• AIM OF THE EXERCISE: What is the number of lines in these entries that contain "your"? State it alone.

[Stored records]
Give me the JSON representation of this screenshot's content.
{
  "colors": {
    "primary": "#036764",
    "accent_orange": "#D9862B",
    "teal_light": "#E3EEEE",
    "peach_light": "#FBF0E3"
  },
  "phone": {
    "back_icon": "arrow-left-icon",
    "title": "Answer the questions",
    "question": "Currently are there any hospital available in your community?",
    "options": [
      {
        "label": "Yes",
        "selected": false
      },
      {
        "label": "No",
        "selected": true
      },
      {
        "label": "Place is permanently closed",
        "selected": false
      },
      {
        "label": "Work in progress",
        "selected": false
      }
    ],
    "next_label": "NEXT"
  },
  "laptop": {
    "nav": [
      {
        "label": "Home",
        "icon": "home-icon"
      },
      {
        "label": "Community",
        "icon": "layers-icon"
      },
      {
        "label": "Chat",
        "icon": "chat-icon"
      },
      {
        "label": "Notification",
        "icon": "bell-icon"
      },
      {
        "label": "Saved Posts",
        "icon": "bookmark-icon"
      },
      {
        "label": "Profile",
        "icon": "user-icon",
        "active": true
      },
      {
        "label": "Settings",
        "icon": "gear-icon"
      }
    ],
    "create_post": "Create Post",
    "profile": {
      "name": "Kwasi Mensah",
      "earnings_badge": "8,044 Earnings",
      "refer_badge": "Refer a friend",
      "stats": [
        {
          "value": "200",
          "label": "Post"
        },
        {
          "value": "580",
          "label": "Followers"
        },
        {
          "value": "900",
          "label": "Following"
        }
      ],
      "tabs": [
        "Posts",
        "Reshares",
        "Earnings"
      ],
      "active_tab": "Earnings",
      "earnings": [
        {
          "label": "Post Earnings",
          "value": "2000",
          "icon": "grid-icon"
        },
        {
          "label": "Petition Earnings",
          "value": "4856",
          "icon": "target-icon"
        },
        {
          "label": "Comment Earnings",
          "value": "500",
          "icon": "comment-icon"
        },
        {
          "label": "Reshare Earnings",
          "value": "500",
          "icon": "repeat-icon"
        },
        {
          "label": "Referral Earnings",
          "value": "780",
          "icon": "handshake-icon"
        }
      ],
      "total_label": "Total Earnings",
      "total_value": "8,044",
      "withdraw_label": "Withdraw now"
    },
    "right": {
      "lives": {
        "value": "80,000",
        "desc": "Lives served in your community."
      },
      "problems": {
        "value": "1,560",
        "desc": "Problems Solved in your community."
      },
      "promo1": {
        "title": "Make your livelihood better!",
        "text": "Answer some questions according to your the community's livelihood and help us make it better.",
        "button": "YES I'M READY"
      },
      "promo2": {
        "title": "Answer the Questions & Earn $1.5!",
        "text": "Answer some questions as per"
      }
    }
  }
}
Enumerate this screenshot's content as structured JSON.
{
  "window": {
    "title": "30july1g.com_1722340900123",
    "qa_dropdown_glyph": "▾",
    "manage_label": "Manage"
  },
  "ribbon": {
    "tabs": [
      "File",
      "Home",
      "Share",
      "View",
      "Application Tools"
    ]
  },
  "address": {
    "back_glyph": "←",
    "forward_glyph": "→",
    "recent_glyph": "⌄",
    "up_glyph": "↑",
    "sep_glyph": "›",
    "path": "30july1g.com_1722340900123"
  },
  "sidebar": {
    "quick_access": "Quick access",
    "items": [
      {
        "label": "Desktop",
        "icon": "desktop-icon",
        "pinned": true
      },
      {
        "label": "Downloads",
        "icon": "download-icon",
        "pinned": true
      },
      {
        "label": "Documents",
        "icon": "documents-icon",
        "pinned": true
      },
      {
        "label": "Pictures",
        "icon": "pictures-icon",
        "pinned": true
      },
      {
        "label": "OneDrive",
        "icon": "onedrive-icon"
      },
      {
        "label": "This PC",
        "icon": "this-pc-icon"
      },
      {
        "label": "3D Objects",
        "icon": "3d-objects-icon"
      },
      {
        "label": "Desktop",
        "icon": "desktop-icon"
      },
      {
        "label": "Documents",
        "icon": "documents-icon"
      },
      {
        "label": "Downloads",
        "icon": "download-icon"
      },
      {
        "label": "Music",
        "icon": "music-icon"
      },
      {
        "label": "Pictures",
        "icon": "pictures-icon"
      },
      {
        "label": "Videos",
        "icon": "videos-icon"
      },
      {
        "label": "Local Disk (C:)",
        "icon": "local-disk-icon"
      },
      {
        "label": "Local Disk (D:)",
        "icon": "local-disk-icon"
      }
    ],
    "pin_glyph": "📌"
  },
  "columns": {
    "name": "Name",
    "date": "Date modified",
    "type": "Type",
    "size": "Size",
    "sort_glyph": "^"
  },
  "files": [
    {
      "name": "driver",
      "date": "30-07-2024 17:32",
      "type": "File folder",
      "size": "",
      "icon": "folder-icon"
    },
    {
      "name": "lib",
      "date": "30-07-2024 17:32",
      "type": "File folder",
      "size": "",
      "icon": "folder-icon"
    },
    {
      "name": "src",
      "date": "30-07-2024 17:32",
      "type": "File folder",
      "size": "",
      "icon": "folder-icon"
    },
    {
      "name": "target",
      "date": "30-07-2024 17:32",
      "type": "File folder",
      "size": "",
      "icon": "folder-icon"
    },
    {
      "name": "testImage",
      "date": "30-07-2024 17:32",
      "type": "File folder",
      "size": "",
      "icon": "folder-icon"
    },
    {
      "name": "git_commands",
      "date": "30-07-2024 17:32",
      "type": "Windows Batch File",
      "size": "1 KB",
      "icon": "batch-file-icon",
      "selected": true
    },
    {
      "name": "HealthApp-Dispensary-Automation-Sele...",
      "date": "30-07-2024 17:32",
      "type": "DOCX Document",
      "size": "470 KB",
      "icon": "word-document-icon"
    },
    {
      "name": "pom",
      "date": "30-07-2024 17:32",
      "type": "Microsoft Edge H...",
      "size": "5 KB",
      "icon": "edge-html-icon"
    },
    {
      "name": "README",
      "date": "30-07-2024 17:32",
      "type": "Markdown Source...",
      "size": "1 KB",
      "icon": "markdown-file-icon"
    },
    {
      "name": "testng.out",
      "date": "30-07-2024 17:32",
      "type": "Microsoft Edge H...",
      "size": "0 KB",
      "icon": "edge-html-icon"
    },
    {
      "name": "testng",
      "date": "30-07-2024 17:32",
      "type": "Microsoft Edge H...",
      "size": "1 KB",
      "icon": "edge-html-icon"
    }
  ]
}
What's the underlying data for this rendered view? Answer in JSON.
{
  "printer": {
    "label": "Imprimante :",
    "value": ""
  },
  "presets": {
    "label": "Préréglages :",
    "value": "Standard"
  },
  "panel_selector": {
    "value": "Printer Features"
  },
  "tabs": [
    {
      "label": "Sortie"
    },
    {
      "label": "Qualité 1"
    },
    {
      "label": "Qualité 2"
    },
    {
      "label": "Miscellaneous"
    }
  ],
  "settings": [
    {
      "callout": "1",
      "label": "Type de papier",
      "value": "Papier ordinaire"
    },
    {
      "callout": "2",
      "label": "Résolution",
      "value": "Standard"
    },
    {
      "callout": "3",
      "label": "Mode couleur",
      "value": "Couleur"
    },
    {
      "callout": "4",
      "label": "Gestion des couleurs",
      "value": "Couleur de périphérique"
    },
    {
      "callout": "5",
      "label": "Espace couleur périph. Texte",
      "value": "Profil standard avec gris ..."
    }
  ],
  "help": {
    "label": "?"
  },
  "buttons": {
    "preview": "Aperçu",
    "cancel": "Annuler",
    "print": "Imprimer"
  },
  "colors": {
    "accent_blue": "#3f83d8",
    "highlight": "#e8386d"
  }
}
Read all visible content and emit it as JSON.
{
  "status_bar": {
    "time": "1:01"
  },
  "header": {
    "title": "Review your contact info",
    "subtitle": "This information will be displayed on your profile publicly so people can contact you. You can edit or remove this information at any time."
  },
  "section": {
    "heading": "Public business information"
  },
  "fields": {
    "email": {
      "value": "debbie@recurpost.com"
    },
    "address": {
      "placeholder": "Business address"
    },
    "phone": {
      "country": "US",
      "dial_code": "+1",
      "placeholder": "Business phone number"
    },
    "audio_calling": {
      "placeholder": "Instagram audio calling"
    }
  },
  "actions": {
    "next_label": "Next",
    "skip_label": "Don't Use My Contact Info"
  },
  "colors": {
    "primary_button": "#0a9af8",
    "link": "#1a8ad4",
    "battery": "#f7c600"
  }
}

• THE RESULT: 7